Data listing
▼▼▼
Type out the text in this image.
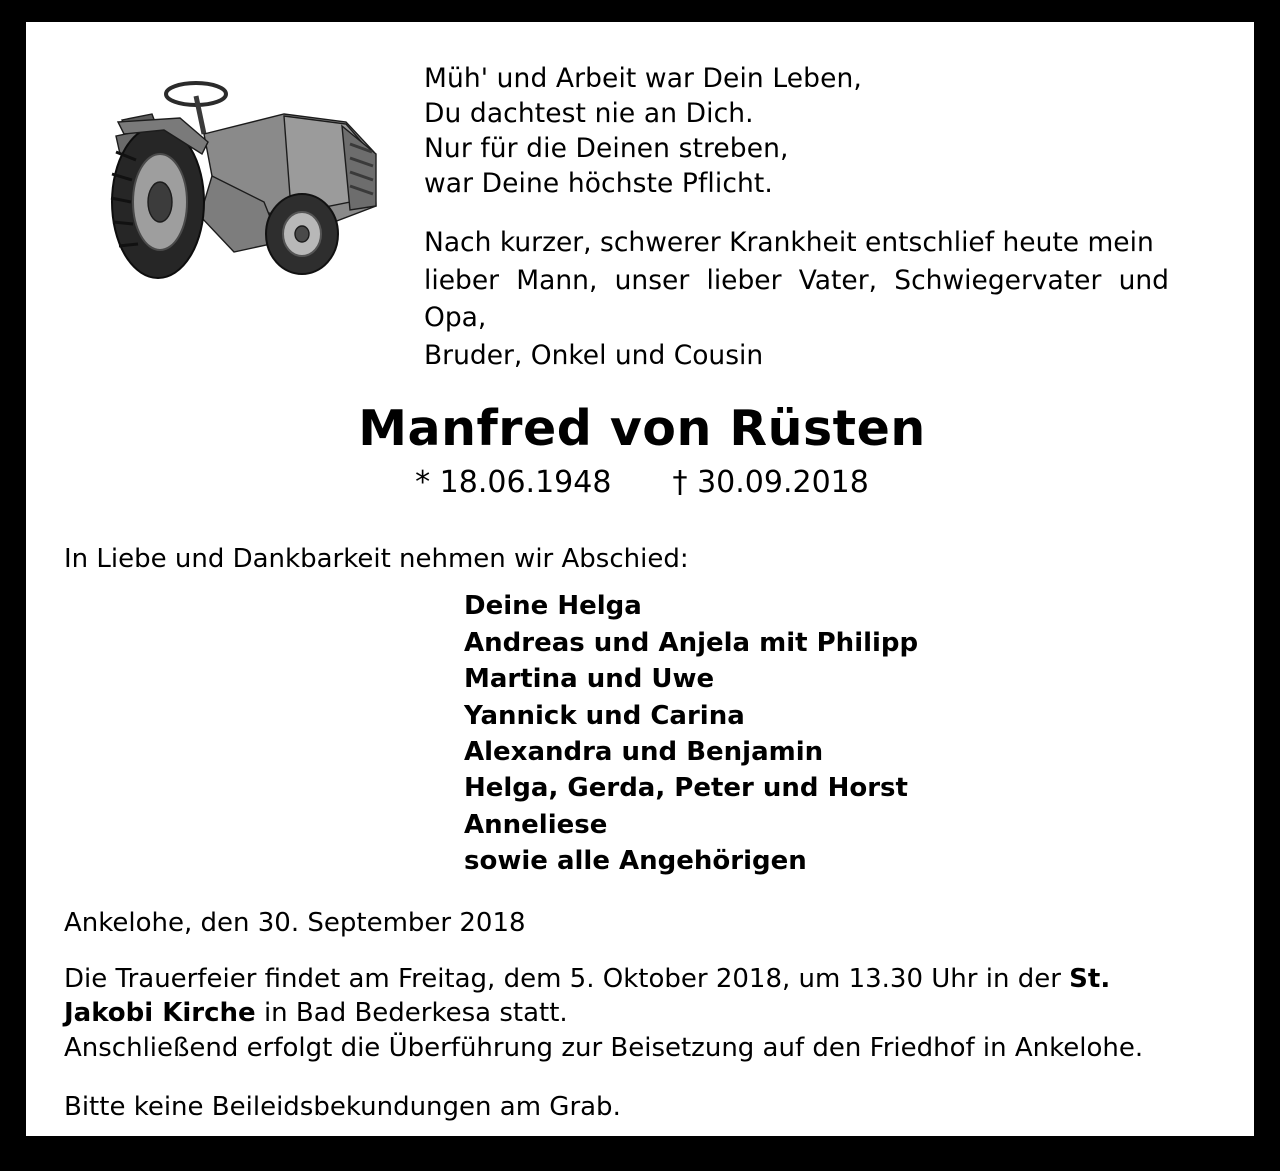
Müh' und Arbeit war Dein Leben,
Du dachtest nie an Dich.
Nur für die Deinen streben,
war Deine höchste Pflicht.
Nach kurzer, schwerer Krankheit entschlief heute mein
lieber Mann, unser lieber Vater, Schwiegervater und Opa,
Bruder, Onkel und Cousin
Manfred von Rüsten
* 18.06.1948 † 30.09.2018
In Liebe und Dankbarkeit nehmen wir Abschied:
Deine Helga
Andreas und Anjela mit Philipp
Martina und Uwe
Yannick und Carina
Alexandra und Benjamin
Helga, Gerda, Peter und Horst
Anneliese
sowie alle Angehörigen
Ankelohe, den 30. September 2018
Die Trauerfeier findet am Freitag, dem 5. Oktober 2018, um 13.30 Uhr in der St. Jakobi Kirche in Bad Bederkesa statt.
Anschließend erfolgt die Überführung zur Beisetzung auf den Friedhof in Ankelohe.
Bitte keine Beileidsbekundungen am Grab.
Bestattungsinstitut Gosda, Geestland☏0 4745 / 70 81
▲▲▲
(Task brief):
Print all of the records shown above exactly, leaving out each picture.

(Final result):
Type out the text in this image.
Müh' und Arbeit war Dein Leben,
Du dachtest nie an Dich.
Nur für die Deinen streben,
war Deine höchste Pflicht.
Nach kurzer, schwerer Krankheit entschlief heute mein
lieber Mann, unser lieber Vater, Schwiegervater und Opa,
Bruder, Onkel und Cousin
Manfred von Rüsten
* 18.06.1948 † 30.09.2018
In Liebe und Dankbarkeit nehmen wir Abschied:
Deine Helga
Andreas und Anjela mit Philipp
Martina und Uwe
Yannick und Carina
Alexandra und Benjamin
Helga, Gerda, Peter und Horst
Anneliese
sowie alle Angehörigen
Ankelohe, den 30. September 2018
Die Trauerfeier findet am Freitag, dem 5. Oktober 2018, um 13.30 Uhr in der St. Jakobi Kirche in Bad Bederkesa statt.
Anschließend erfolgt die Überführung zur Beisetzung auf den Friedhof in Ankelohe.
Bitte keine Beileidsbekundungen am Grab.
Bestattungsinstitut Gosda, Geestland☏0 4745 / 70 81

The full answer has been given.